(Dataset excerpts)
════════════════
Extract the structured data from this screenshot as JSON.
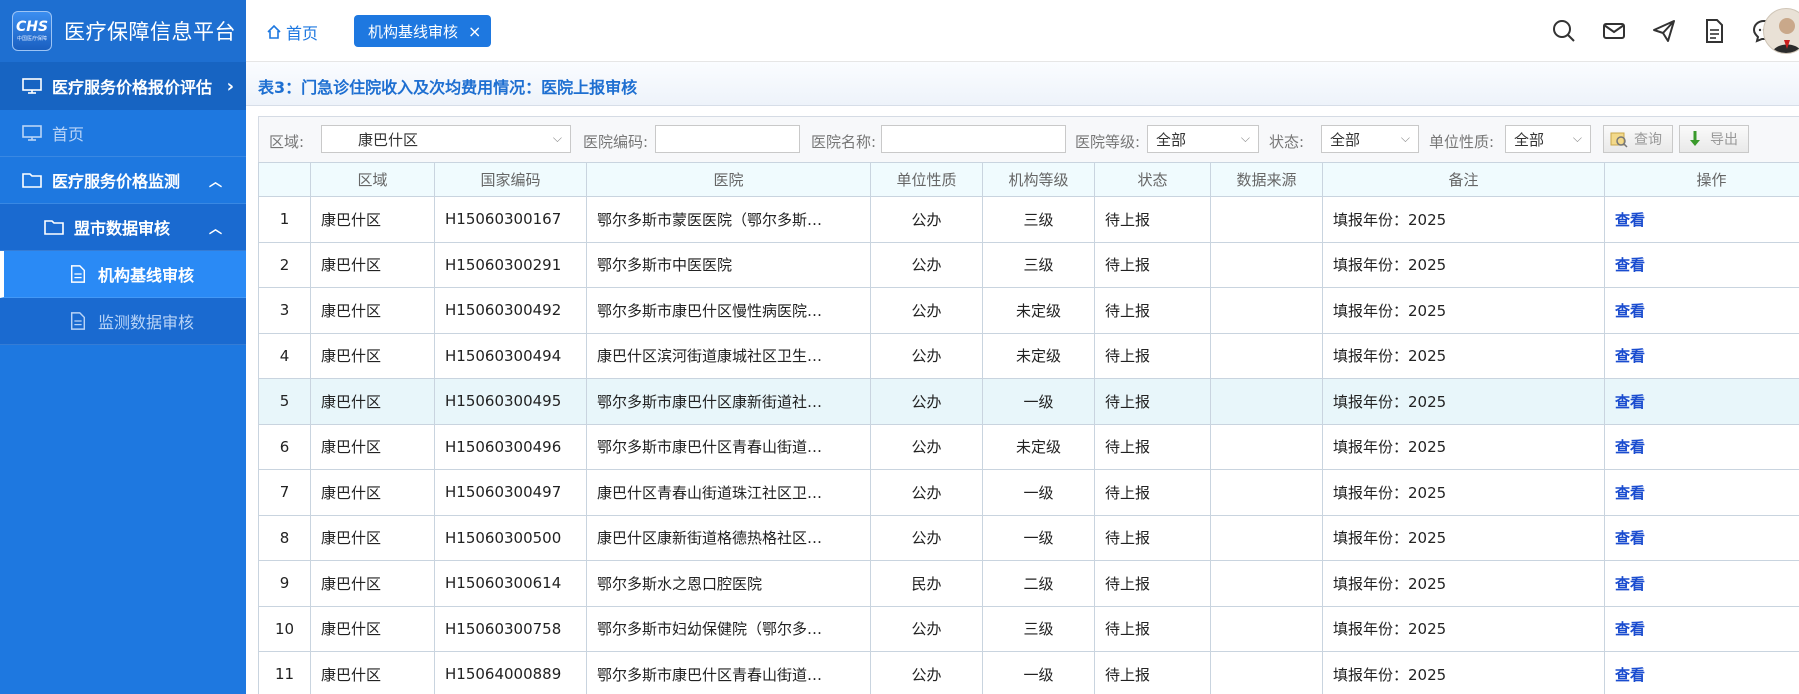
{
  "app": {
    "logo_text": "CHS",
    "logo_sub": "中国医疗保障",
    "title": "医疗保障信息平台"
  },
  "sidebar": {
    "top_item": "医疗服务价格报价评估",
    "items": [
      {
        "label": "首页"
      },
      {
        "label": "医疗服务价格监测"
      },
      {
        "label": "盟市数据审核"
      },
      {
        "label": "机构基线审核"
      },
      {
        "label": "监测数据审核"
      }
    ]
  },
  "header": {
    "home": "首页",
    "active_tab": "机构基线审核",
    "close": "×"
  },
  "page_title": "表3：门急诊住院收入及次均费用情况：医院上报审核",
  "filters": {
    "region_label": "区域:",
    "region_value": "康巴什区",
    "code_label": "医院编码:",
    "code_value": "",
    "name_label": "医院名称:",
    "name_value": "",
    "grade_label": "医院等级:",
    "grade_value": "全部",
    "status_label": "状态:",
    "status_value": "全部",
    "nature_label": "单位性质:",
    "nature_value": "全部",
    "query_btn": "查询",
    "export_btn": "导出"
  },
  "table": {
    "headers": [
      "",
      "区域",
      "国家编码",
      "医院",
      "单位性质",
      "机构等级",
      "状态",
      "数据来源",
      "备注",
      "操作"
    ],
    "rows": [
      {
        "n": "1",
        "region": "康巴什区",
        "code": "H15060300167",
        "hospital": "鄂尔多斯市蒙医医院（鄂尔多斯…",
        "nature": "公办",
        "grade": "三级",
        "status": "待上报",
        "source": "",
        "note": "填报年份：2025",
        "op": "查看"
      },
      {
        "n": "2",
        "region": "康巴什区",
        "code": "H15060300291",
        "hospital": "鄂尔多斯市中医医院",
        "nature": "公办",
        "grade": "三级",
        "status": "待上报",
        "source": "",
        "note": "填报年份：2025",
        "op": "查看"
      },
      {
        "n": "3",
        "region": "康巴什区",
        "code": "H15060300492",
        "hospital": "鄂尔多斯市康巴什区慢性病医院…",
        "nature": "公办",
        "grade": "未定级",
        "status": "待上报",
        "source": "",
        "note": "填报年份：2025",
        "op": "查看"
      },
      {
        "n": "4",
        "region": "康巴什区",
        "code": "H15060300494",
        "hospital": "康巴什区滨河街道康城社区卫生…",
        "nature": "公办",
        "grade": "未定级",
        "status": "待上报",
        "source": "",
        "note": "填报年份：2025",
        "op": "查看"
      },
      {
        "n": "5",
        "region": "康巴什区",
        "code": "H15060300495",
        "hospital": "鄂尔多斯市康巴什区康新街道社…",
        "nature": "公办",
        "grade": "一级",
        "status": "待上报",
        "source": "",
        "note": "填报年份：2025",
        "op": "查看"
      },
      {
        "n": "6",
        "region": "康巴什区",
        "code": "H15060300496",
        "hospital": "鄂尔多斯市康巴什区青春山街道…",
        "nature": "公办",
        "grade": "未定级",
        "status": "待上报",
        "source": "",
        "note": "填报年份：2025",
        "op": "查看"
      },
      {
        "n": "7",
        "region": "康巴什区",
        "code": "H15060300497",
        "hospital": "康巴什区青春山街道珠江社区卫…",
        "nature": "公办",
        "grade": "一级",
        "status": "待上报",
        "source": "",
        "note": "填报年份：2025",
        "op": "查看"
      },
      {
        "n": "8",
        "region": "康巴什区",
        "code": "H15060300500",
        "hospital": "康巴什区康新街道格德热格社区…",
        "nature": "公办",
        "grade": "一级",
        "status": "待上报",
        "source": "",
        "note": "填报年份：2025",
        "op": "查看"
      },
      {
        "n": "9",
        "region": "康巴什区",
        "code": "H15060300614",
        "hospital": "鄂尔多斯水之恩口腔医院",
        "nature": "民办",
        "grade": "二级",
        "status": "待上报",
        "source": "",
        "note": "填报年份：2025",
        "op": "查看"
      },
      {
        "n": "10",
        "region": "康巴什区",
        "code": "H15060300758",
        "hospital": "鄂尔多斯市妇幼保健院（鄂尔多…",
        "nature": "公办",
        "grade": "三级",
        "status": "待上报",
        "source": "",
        "note": "填报年份：2025",
        "op": "查看"
      },
      {
        "n": "11",
        "region": "康巴什区",
        "code": "H15064000889",
        "hospital": "鄂尔多斯市康巴什区青春山街道…",
        "nature": "公办",
        "grade": "一级",
        "status": "待上报",
        "source": "",
        "note": "填报年份：2025",
        "op": "查看"
      }
    ]
  },
  "icons": {
    "header": [
      "search-icon",
      "mail-icon",
      "send-icon",
      "document-icon",
      "chat-icon"
    ]
  },
  "colors": {
    "primary": "#1e78e0",
    "sidebar_dark": "#1764c2",
    "active_item": "#2a8af5",
    "link": "#1a4ccf",
    "row_highlight": "#e8f6fa"
  }
}
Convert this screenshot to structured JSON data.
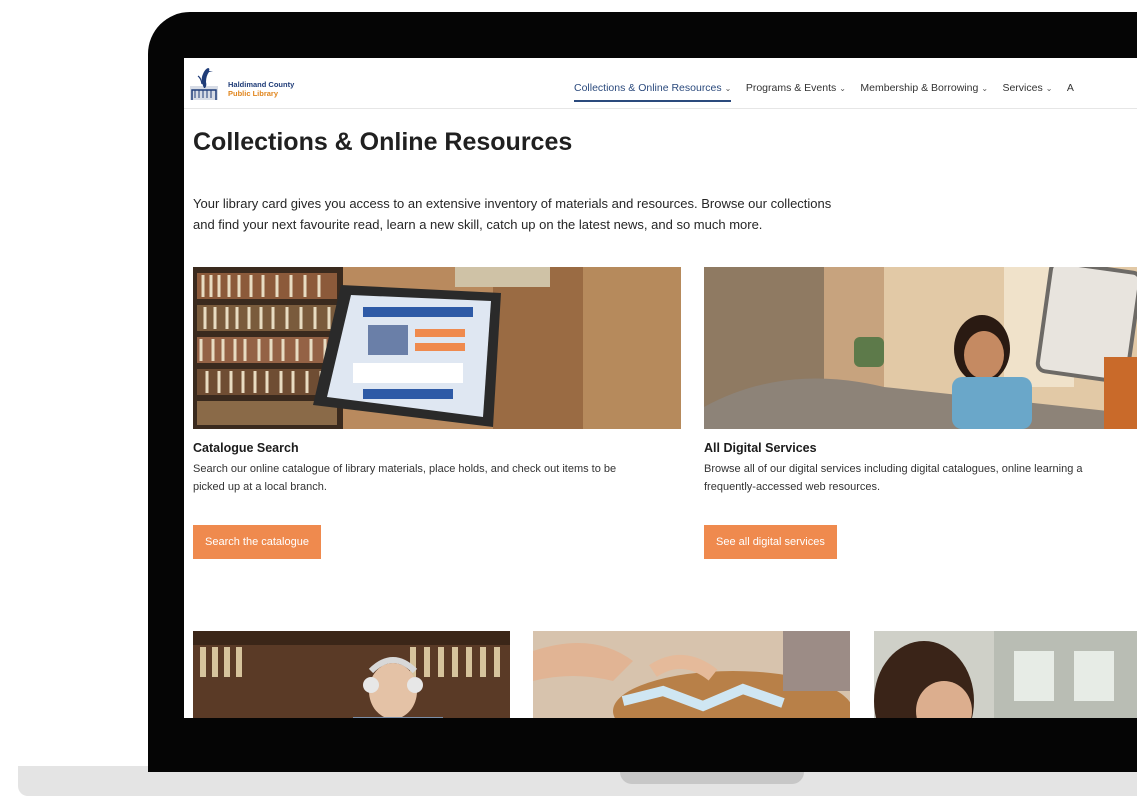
{
  "logo": {
    "line1": "Haldimand County",
    "line2": "Public Library"
  },
  "nav": {
    "items": [
      {
        "label": "Collections & Online Resources"
      },
      {
        "label": "Programs & Events"
      },
      {
        "label": "Membership & Borrowing"
      },
      {
        "label": "Services"
      }
    ],
    "overflow_label": "A"
  },
  "page": {
    "title": "Collections & Online Resources",
    "intro_line1": "Your library card gives you access to an extensive inventory of materials and resources. Browse our collections",
    "intro_line2": "and find your next favourite read, learn a new skill, catch up on the latest news, and so much more."
  },
  "cards": [
    {
      "title": "Catalogue Search",
      "desc_line1": "Search our online catalogue of library materials, place holds, and check out items to be",
      "desc_line2": "picked up at a local branch.",
      "button": "Search the catalogue",
      "image": "library-kiosk-photo"
    },
    {
      "title": "All Digital Services",
      "desc_line1": "Browse all of our digital services including digital catalogues, online learning a",
      "desc_line2": "frequently-accessed web resources.",
      "button": "See all digital services",
      "image": "woman-with-tablet-photo"
    }
  ],
  "bottom_images": [
    "man-with-headphones-photo",
    "puzzle-photo",
    "woman-reading-photo"
  ],
  "colors": {
    "accent_button": "#ef8a4e",
    "nav_active": "#2b4a7d",
    "logo_blue": "#1f3c78",
    "logo_orange": "#e0851d",
    "bezel": "#050505"
  }
}
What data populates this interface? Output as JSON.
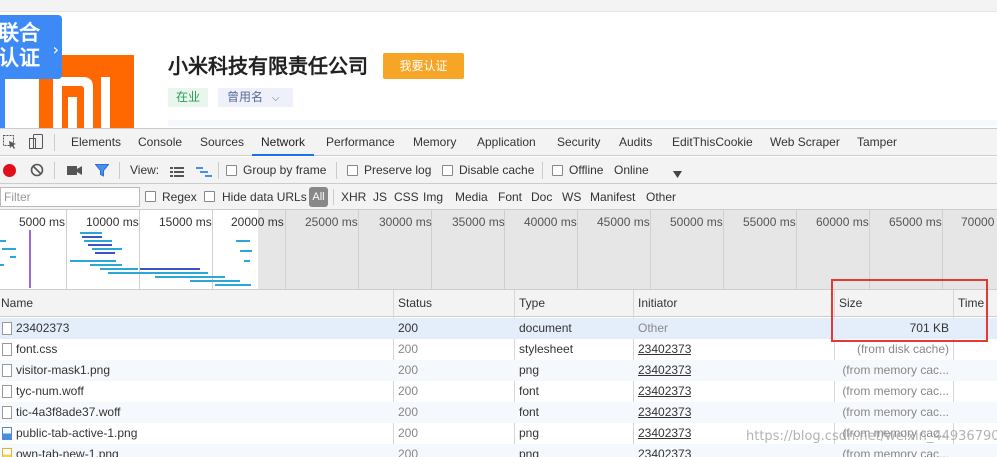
{
  "page": {
    "badge_line1": "联合",
    "badge_line2": "认证",
    "company_name": "小米科技有限责任公司",
    "cert_button": "我要认证",
    "status_tag": "在业",
    "former_name_tag": "曾用名"
  },
  "devtools": {
    "tabs": [
      "Elements",
      "Console",
      "Sources",
      "Network",
      "Performance",
      "Memory",
      "Application",
      "Security",
      "Audits",
      "EditThisCookie",
      "Web Scraper",
      "Tamper"
    ],
    "active_tab": "Network",
    "toolbar": {
      "view_label": "View:",
      "group_by_frame": "Group by frame",
      "preserve_log": "Preserve log",
      "disable_cache": "Disable cache",
      "offline": "Offline",
      "throttle": "Online"
    },
    "filter": {
      "placeholder": "Filter",
      "regex": "Regex",
      "hide_data_urls": "Hide data URLs",
      "all": "All",
      "types": [
        "XHR",
        "JS",
        "CSS",
        "Img",
        "Media",
        "Font",
        "Doc",
        "WS",
        "Manifest",
        "Other"
      ]
    },
    "timeline_ticks": [
      "5000 ms",
      "10000 ms",
      "15000 ms",
      "20000 ms",
      "25000 ms",
      "30000 ms",
      "35000 ms",
      "40000 ms",
      "45000 ms",
      "50000 ms",
      "55000 ms",
      "60000 ms",
      "65000 ms",
      "70000"
    ],
    "columns": [
      "Name",
      "Status",
      "Type",
      "Initiator",
      "Size",
      "Time"
    ],
    "rows": [
      {
        "name": "23402373",
        "status": "200",
        "type": "document",
        "initiator": "Other",
        "size": "701 KB",
        "icon": "document"
      },
      {
        "name": "font.css",
        "status": "200",
        "type": "stylesheet",
        "initiator": "23402373",
        "size": "(from disk cache)",
        "icon": "document"
      },
      {
        "name": "visitor-mask1.png",
        "status": "200",
        "type": "png",
        "initiator": "23402373",
        "size": "(from memory cac...",
        "icon": "document"
      },
      {
        "name": "tyc-num.woff",
        "status": "200",
        "type": "font",
        "initiator": "23402373",
        "size": "(from memory cac...",
        "icon": "document"
      },
      {
        "name": "tic-4a3f8ade37.woff",
        "status": "200",
        "type": "font",
        "initiator": "23402373",
        "size": "(from memory cac...",
        "icon": "document"
      },
      {
        "name": "public-tab-active-1.png",
        "status": "200",
        "type": "png",
        "initiator": "23402373",
        "size": "(from memory cac...",
        "icon": "image"
      },
      {
        "name": "own-tab-new-1.png",
        "status": "200",
        "type": "png",
        "initiator": "23402373",
        "size": "(from memory cac...",
        "icon": "image-yellow"
      }
    ]
  },
  "watermark": "https://blog.csdn.net/weixin_44936790"
}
════════════════
_Stated problem:_ Pick out the lines above containing the word "structured", then copy them.

_Exercise result:_
Extract the structured data from this screenshot as JSON.
Convert this screenshot to structured JSON data.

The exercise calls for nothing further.